───── GIVEN RECORDS ─────
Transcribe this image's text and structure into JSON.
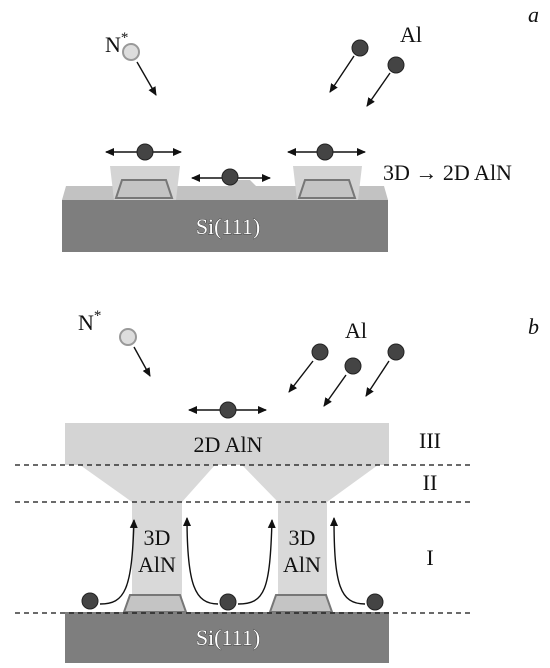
{
  "panels": [
    {
      "label": "a",
      "nitrogen": {
        "base": "N",
        "sup": "*"
      },
      "aluminium": "Al",
      "transition": "3D → 2D AlN",
      "substrate": "Si(111)"
    },
    {
      "label": "b",
      "nitrogen": {
        "base": "N",
        "sup": "*"
      },
      "aluminium": "Al",
      "substrate": "Si(111)",
      "layer": "2D AlN",
      "columns": [
        {
          "line1": "3D",
          "line2": "AlN"
        },
        {
          "line1": "3D",
          "line2": "AlN"
        }
      ],
      "zones": [
        "III",
        "II",
        "I"
      ]
    }
  ]
}
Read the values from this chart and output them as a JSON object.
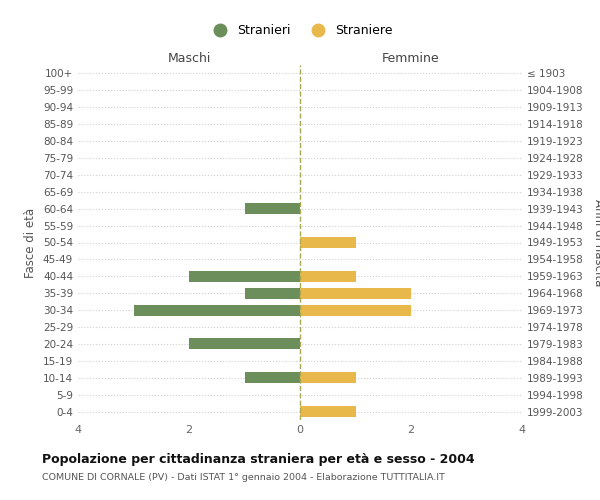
{
  "age_groups": [
    "100+",
    "95-99",
    "90-94",
    "85-89",
    "80-84",
    "75-79",
    "70-74",
    "65-69",
    "60-64",
    "55-59",
    "50-54",
    "45-49",
    "40-44",
    "35-39",
    "30-34",
    "25-29",
    "20-24",
    "15-19",
    "10-14",
    "5-9",
    "0-4"
  ],
  "birth_years": [
    "≤ 1903",
    "1904-1908",
    "1909-1913",
    "1914-1918",
    "1919-1923",
    "1924-1928",
    "1929-1933",
    "1934-1938",
    "1939-1943",
    "1944-1948",
    "1949-1953",
    "1954-1958",
    "1959-1963",
    "1964-1968",
    "1969-1973",
    "1974-1978",
    "1979-1983",
    "1984-1988",
    "1989-1993",
    "1994-1998",
    "1999-2003"
  ],
  "maschi": [
    0,
    0,
    0,
    0,
    0,
    0,
    0,
    0,
    1,
    0,
    0,
    0,
    2,
    1,
    3,
    0,
    2,
    0,
    1,
    0,
    0
  ],
  "femmine": [
    0,
    0,
    0,
    0,
    0,
    0,
    0,
    0,
    0,
    0,
    1,
    0,
    1,
    2,
    2,
    0,
    0,
    0,
    1,
    0,
    1
  ],
  "color_maschi": "#6b8e5a",
  "color_femmine": "#e8b84b",
  "title": "Popolazione per cittadinanza straniera per età e sesso - 2004",
  "subtitle": "COMUNE DI CORNALE (PV) - Dati ISTAT 1° gennaio 2004 - Elaborazione TUTTITALIA.IT",
  "xlabel_left": "Maschi",
  "xlabel_right": "Femmine",
  "ylabel_left": "Fasce di età",
  "ylabel_right": "Anni di nascita",
  "legend_maschi": "Stranieri",
  "legend_femmine": "Straniere",
  "xlim": 4,
  "background_color": "#ffffff",
  "grid_color": "#d0d0d0"
}
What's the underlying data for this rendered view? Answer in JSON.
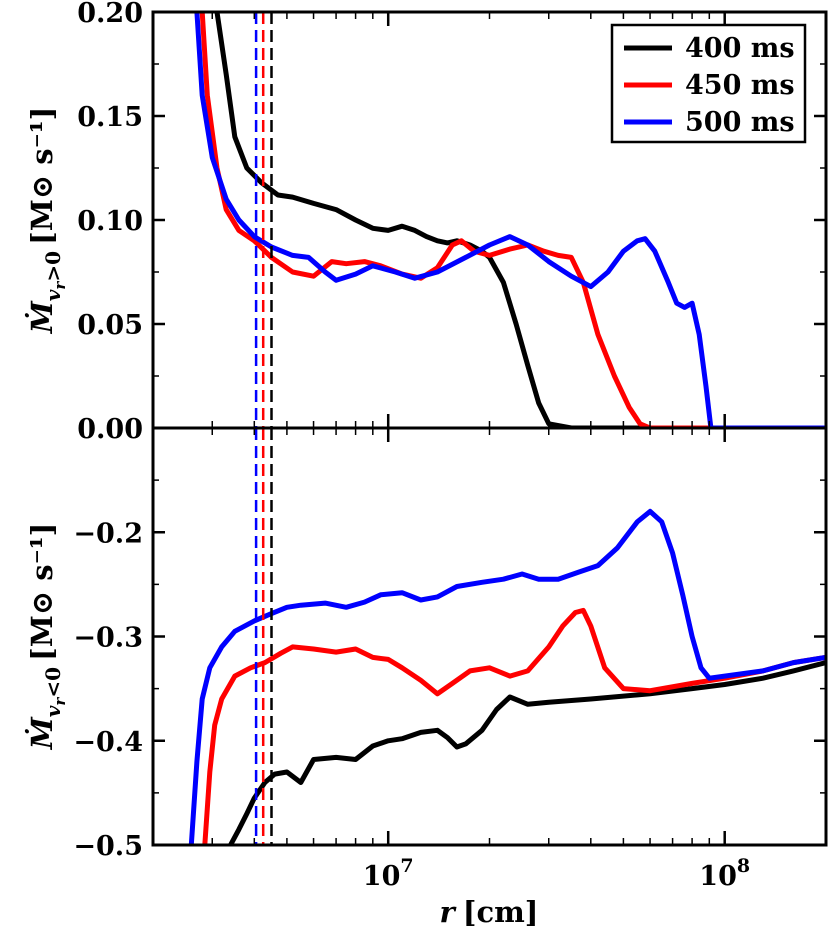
{
  "chart_data": [
    {
      "panel": "top",
      "type": "line",
      "ylabel": "Ṁ_{v_r>0} [M_⊙ s⁻¹]",
      "ylabel_parts": {
        "main": "Ṁ",
        "sub": "v",
        "subsub": "r",
        "cond": ">0",
        "units": "[M⊙ s⁻¹]"
      },
      "xscale": "log",
      "xlim": [
        2000000,
        200000000
      ],
      "ylim": [
        0.0,
        0.2
      ],
      "yticks": [
        0.0,
        0.05,
        0.1,
        0.15,
        0.2
      ],
      "ytick_labels": [
        "0.00",
        "0.05",
        "0.10",
        "0.15",
        "0.20"
      ],
      "legend": "top-right",
      "series": [
        {
          "name": "400 ms",
          "color": "#000000",
          "x": [
            3100000,
            3300000,
            3500000,
            3800000,
            4200000,
            4700000,
            5200000,
            6000000,
            7000000,
            8000000,
            9000000,
            10000000,
            11000000,
            12000000,
            13000000,
            14000000,
            15000000,
            16000000,
            17500000,
            19000000,
            20000000,
            22000000,
            24000000,
            26000000,
            28000000,
            30000000,
            35000000,
            50000000,
            100000000,
            200000000
          ],
          "y": [
            0.2,
            0.17,
            0.14,
            0.125,
            0.118,
            0.112,
            0.111,
            0.108,
            0.105,
            0.1,
            0.096,
            0.095,
            0.097,
            0.095,
            0.092,
            0.09,
            0.089,
            0.09,
            0.088,
            0.085,
            0.082,
            0.07,
            0.05,
            0.03,
            0.012,
            0.002,
            0.0,
            0.0,
            0.0,
            0.0
          ]
        },
        {
          "name": "450 ms",
          "color": "#ff0000",
          "x": [
            2800000,
            2900000,
            3100000,
            3300000,
            3600000,
            4000000,
            4500000,
            5200000,
            6000000,
            6800000,
            7500000,
            8500000,
            9500000,
            11000000,
            12500000,
            14000000,
            15500000,
            16500000,
            18000000,
            20000000,
            23000000,
            26000000,
            29000000,
            32000000,
            35000000,
            38000000,
            42000000,
            47000000,
            52000000,
            56000000,
            60000000,
            100000000,
            200000000
          ],
          "y": [
            0.2,
            0.16,
            0.125,
            0.105,
            0.095,
            0.09,
            0.082,
            0.075,
            0.073,
            0.08,
            0.079,
            0.08,
            0.078,
            0.074,
            0.072,
            0.077,
            0.088,
            0.09,
            0.085,
            0.083,
            0.086,
            0.088,
            0.085,
            0.083,
            0.082,
            0.07,
            0.045,
            0.025,
            0.01,
            0.002,
            0.0,
            0.0,
            0.0
          ]
        },
        {
          "name": "500 ms",
          "color": "#0000ff",
          "x": [
            2700000,
            2800000,
            3000000,
            3300000,
            3600000,
            4000000,
            4500000,
            5200000,
            5800000,
            6500000,
            7000000,
            8000000,
            9000000,
            10500000,
            12000000,
            14000000,
            17000000,
            20000000,
            23000000,
            26000000,
            30000000,
            35000000,
            40000000,
            45000000,
            50000000,
            55000000,
            58000000,
            62000000,
            68000000,
            72000000,
            76000000,
            80000000,
            84000000,
            88000000,
            91000000,
            100000000,
            200000000
          ],
          "y": [
            0.2,
            0.16,
            0.13,
            0.11,
            0.1,
            0.092,
            0.087,
            0.083,
            0.082,
            0.075,
            0.071,
            0.074,
            0.078,
            0.075,
            0.072,
            0.075,
            0.082,
            0.088,
            0.092,
            0.088,
            0.08,
            0.073,
            0.068,
            0.075,
            0.085,
            0.09,
            0.091,
            0.085,
            0.07,
            0.06,
            0.058,
            0.06,
            0.045,
            0.02,
            0.0,
            0.0,
            0.0
          ]
        }
      ],
      "vlines": [
        {
          "x": 4050000,
          "color": "#0000ff"
        },
        {
          "x": 4250000,
          "color": "#ff0000"
        },
        {
          "x": 4500000,
          "color": "#000000"
        }
      ]
    },
    {
      "panel": "bottom",
      "type": "line",
      "ylabel": "Ṁ_{v_r<0} [M_⊙ s⁻¹]",
      "ylabel_parts": {
        "main": "Ṁ",
        "sub": "v",
        "subsub": "r",
        "cond": "<0",
        "units": "[M⊙ s⁻¹]"
      },
      "xlabel": "r [cm]",
      "xlabel_parts": {
        "var": "r",
        "units": "[cm]"
      },
      "xscale": "log",
      "xlim": [
        2000000,
        200000000
      ],
      "ylim": [
        -0.5,
        -0.1
      ],
      "yticks": [
        -0.5,
        -0.4,
        -0.3,
        -0.2
      ],
      "ytick_labels": [
        "−0.5",
        "−0.4",
        "−0.3",
        "−0.2"
      ],
      "xticks": [
        10000000,
        100000000
      ],
      "xtick_labels": [
        {
          "base": "10",
          "exp": "7"
        },
        {
          "base": "10",
          "exp": "8"
        }
      ],
      "series": [
        {
          "name": "400 ms",
          "color": "#000000",
          "x": [
            3400000,
            3600000,
            3800000,
            4000000,
            4300000,
            4600000,
            5000000,
            5500000,
            6000000,
            7000000,
            8000000,
            9000000,
            10000000,
            11000000,
            12500000,
            14000000,
            15000000,
            16000000,
            17000000,
            19000000,
            21000000,
            23000000,
            26000000,
            30000000,
            40000000,
            60000000,
            80000000,
            100000000,
            130000000,
            160000000,
            200000000
          ],
          "y": [
            -0.5,
            -0.485,
            -0.47,
            -0.455,
            -0.44,
            -0.432,
            -0.43,
            -0.44,
            -0.418,
            -0.416,
            -0.418,
            -0.405,
            -0.4,
            -0.398,
            -0.392,
            -0.39,
            -0.397,
            -0.406,
            -0.403,
            -0.39,
            -0.37,
            -0.358,
            -0.365,
            -0.363,
            -0.36,
            -0.355,
            -0.35,
            -0.346,
            -0.34,
            -0.333,
            -0.325
          ]
        },
        {
          "name": "450 ms",
          "color": "#ff0000",
          "x": [
            2850000,
            2950000,
            3050000,
            3200000,
            3500000,
            3900000,
            4300000,
            4800000,
            5200000,
            6000000,
            7000000,
            8000000,
            9000000,
            10000000,
            11000000,
            12500000,
            14000000,
            15500000,
            17500000,
            20000000,
            23000000,
            26000000,
            30000000,
            33000000,
            36000000,
            38000000,
            40000000,
            44000000,
            50000000,
            60000000,
            80000000,
            100000000,
            130000000,
            160000000,
            200000000
          ],
          "y": [
            -0.5,
            -0.43,
            -0.385,
            -0.36,
            -0.338,
            -0.33,
            -0.325,
            -0.316,
            -0.31,
            -0.312,
            -0.315,
            -0.312,
            -0.32,
            -0.322,
            -0.33,
            -0.342,
            -0.355,
            -0.345,
            -0.333,
            -0.33,
            -0.338,
            -0.333,
            -0.31,
            -0.29,
            -0.277,
            -0.275,
            -0.29,
            -0.33,
            -0.35,
            -0.352,
            -0.345,
            -0.34,
            -0.333,
            -0.325,
            -0.32
          ]
        },
        {
          "name": "500 ms",
          "color": "#0000ff",
          "x": [
            2600000,
            2700000,
            2800000,
            2950000,
            3200000,
            3500000,
            4000000,
            4500000,
            5000000,
            5500000,
            6500000,
            7500000,
            8500000,
            9500000,
            11000000,
            12500000,
            14000000,
            16000000,
            19000000,
            22000000,
            25000000,
            28000000,
            32000000,
            37000000,
            42000000,
            48000000,
            55000000,
            60000000,
            65000000,
            70000000,
            75000000,
            80000000,
            85000000,
            90000000,
            100000000,
            130000000,
            160000000,
            200000000
          ],
          "y": [
            -0.5,
            -0.42,
            -0.36,
            -0.33,
            -0.31,
            -0.295,
            -0.285,
            -0.278,
            -0.272,
            -0.27,
            -0.268,
            -0.272,
            -0.267,
            -0.26,
            -0.258,
            -0.265,
            -0.262,
            -0.252,
            -0.248,
            -0.245,
            -0.24,
            -0.245,
            -0.245,
            -0.238,
            -0.232,
            -0.215,
            -0.19,
            -0.18,
            -0.19,
            -0.22,
            -0.26,
            -0.3,
            -0.33,
            -0.34,
            -0.338,
            -0.333,
            -0.325,
            -0.32
          ]
        }
      ],
      "vlines": [
        {
          "x": 4050000,
          "color": "#0000ff"
        },
        {
          "x": 4250000,
          "color": "#ff0000"
        },
        {
          "x": 4500000,
          "color": "#000000"
        }
      ]
    }
  ]
}
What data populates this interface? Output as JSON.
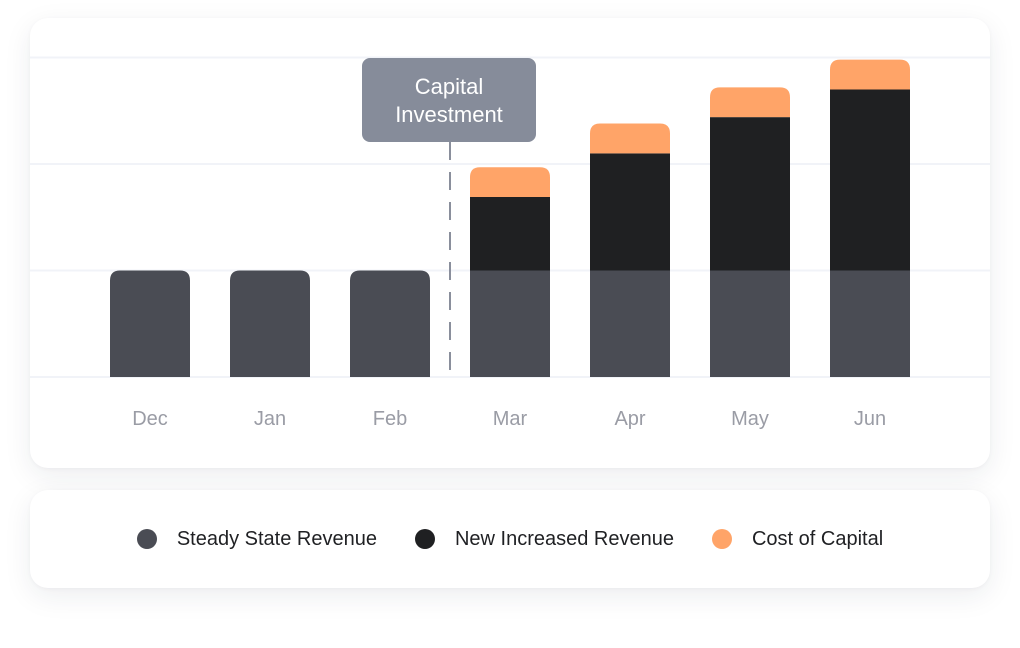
{
  "chart_data": {
    "type": "bar",
    "stacked": true,
    "title": "",
    "xlabel": "",
    "ylabel": "",
    "ylim": [
      0,
      3
    ],
    "grid": true,
    "categories": [
      "Dec",
      "Jan",
      "Feb",
      "Mar",
      "Apr",
      "May",
      "Jun"
    ],
    "series": [
      {
        "name": "Steady State Revenue",
        "color": "#4a4c54",
        "values": [
          1.0,
          1.0,
          1.0,
          1.0,
          1.0,
          1.0,
          1.0
        ]
      },
      {
        "name": "New Increased Revenue",
        "color": "#1f2022",
        "values": [
          0,
          0,
          0,
          0.69,
          1.1,
          1.44,
          1.7
        ]
      },
      {
        "name": "Cost of Capital",
        "color": "#ffa468",
        "values": [
          0,
          0,
          0,
          0.28,
          0.28,
          0.28,
          0.28
        ]
      }
    ],
    "annotation": {
      "label_line1": "Capital",
      "label_line2": "Investment",
      "position_between": [
        "Feb",
        "Mar"
      ],
      "style": "dashed-vertical-line"
    },
    "legend_placement": "bottom"
  },
  "legend": {
    "items": [
      {
        "label": "Steady State Revenue",
        "color": "#4a4c54"
      },
      {
        "label": "New Increased Revenue",
        "color": "#1f2022"
      },
      {
        "label": "Cost of Capital",
        "color": "#ffa468"
      }
    ]
  }
}
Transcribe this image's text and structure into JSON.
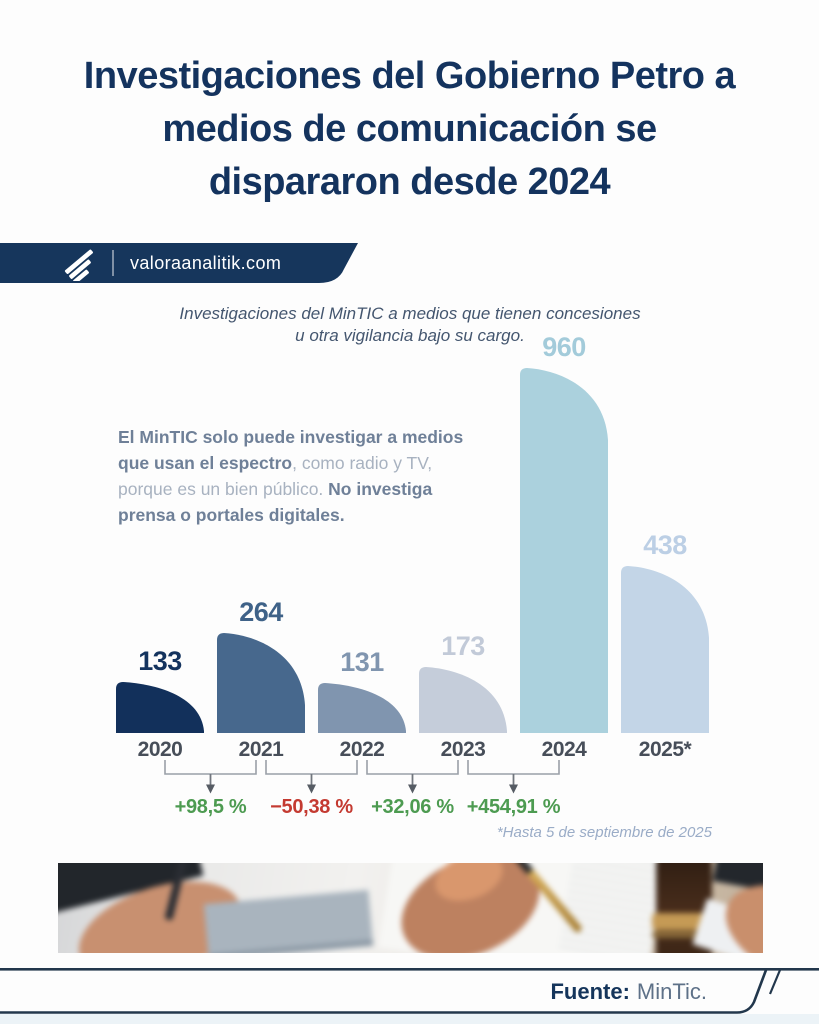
{
  "page": {
    "background": "#fdfdfd",
    "accent_navy": "#16365C"
  },
  "header": {
    "title_lines": [
      "Investigaciones del Gobierno Petro a",
      "medios de comunicación se",
      "dispararon desde 2024"
    ],
    "title_color": "#14335E"
  },
  "brand": {
    "site": "valoraanalitik.com",
    "banner_color": "#16365C",
    "logo_icon": "paper-plane-wing-icon"
  },
  "subtitle": {
    "line1": "Investigaciones del MinTIC a medios que tienen concesiones",
    "line2": "u otra vigilancia bajo su cargo."
  },
  "note": {
    "bold_1": "El MinTIC solo puede investigar a medios que usan el espectro",
    "regular": ", como radio y TV, porque es un bien público. ",
    "bold_2": "No investiga prensa o portales digitales."
  },
  "chart_data": {
    "type": "bar",
    "title": "Investigaciones del MinTIC a medios que tienen concesiones u otra vigilancia bajo su cargo.",
    "categories": [
      "2020",
      "2021",
      "2022",
      "2023",
      "2024",
      "2025*"
    ],
    "values": [
      133,
      264,
      131,
      173,
      960,
      438
    ],
    "bar_colors": [
      "#12305B",
      "#47688D",
      "#8095AF",
      "#C5CDDA",
      "#ABD1DD",
      "#C3D5E7"
    ],
    "label_colors": [
      "#14335E",
      "#3F6288",
      "#8095AF",
      "#C2CAD8",
      "#A3CBDA",
      "#BCCFE5"
    ],
    "ylim": [
      0,
      960
    ],
    "grid": false,
    "legend": "none",
    "changes": [
      {
        "from": "2020",
        "to": "2021",
        "label": "+98,5 %",
        "direction": "up",
        "color": "#4D9B51"
      },
      {
        "from": "2021",
        "to": "2022",
        "label": "−50,38 %",
        "direction": "down",
        "color": "#C43A31"
      },
      {
        "from": "2022",
        "to": "2023",
        "label": "+32,06 %",
        "direction": "up",
        "color": "#4D9B51"
      },
      {
        "from": "2023",
        "to": "2024",
        "label": "+454,91 %",
        "direction": "up",
        "color": "#4D9B51"
      }
    ],
    "footnote": "*Hasta 5 de septiembre de 2025"
  },
  "photo": {
    "description": "hands signing a document with pen, gavel on desk"
  },
  "footer": {
    "source_label": "Fuente:",
    "source_value": "MinTic."
  }
}
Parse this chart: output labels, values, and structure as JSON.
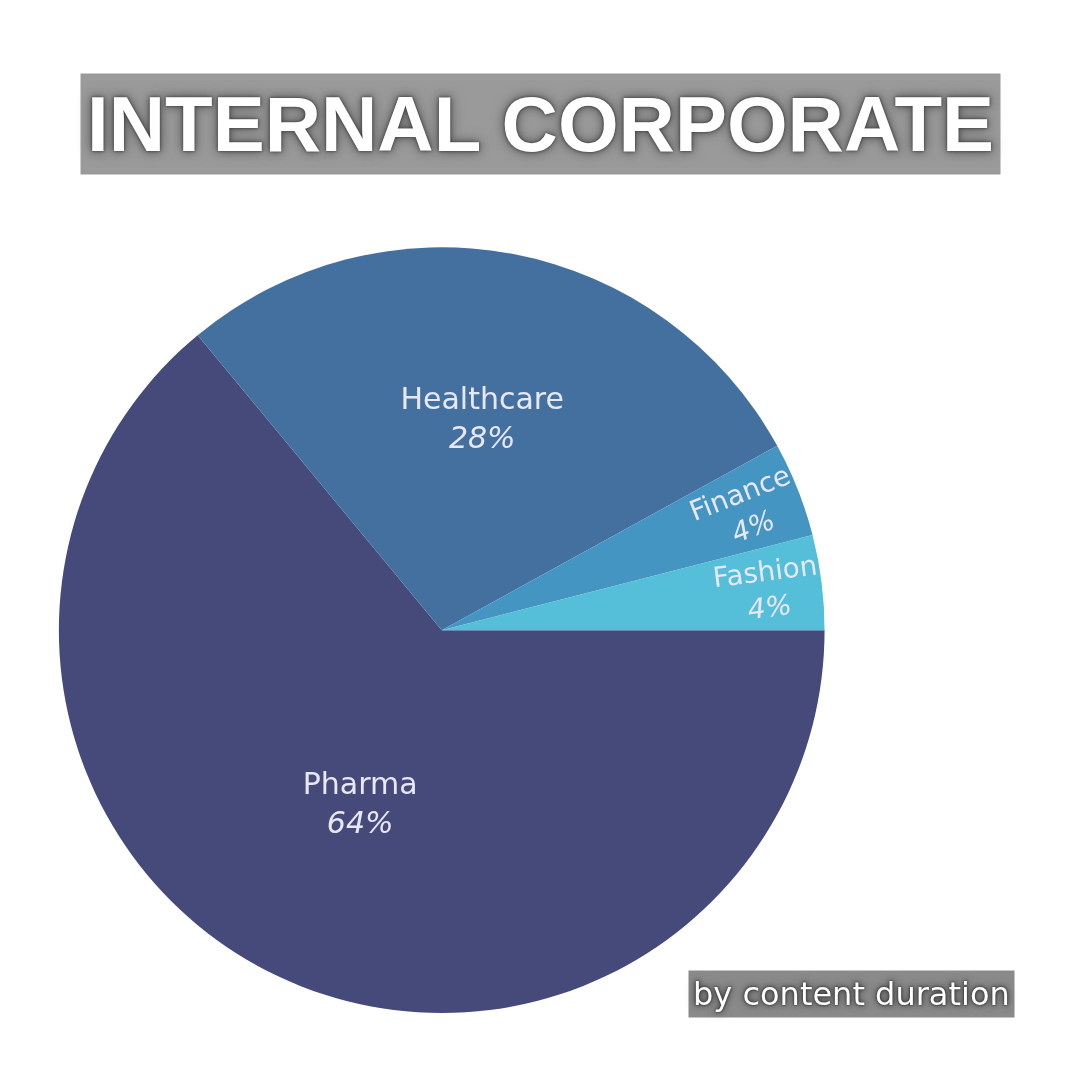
─────
◆ SHORT TASK: Copy out the lines in which the string "vigilancia" appears.

◆ OUTPUT BELOW:
    "line2": "u otra vigilancia bajo su cargo."
    "title": "Investigaciones del MinTIC a medios que tienen concesiones u otra vigilancia bajo su cargo.",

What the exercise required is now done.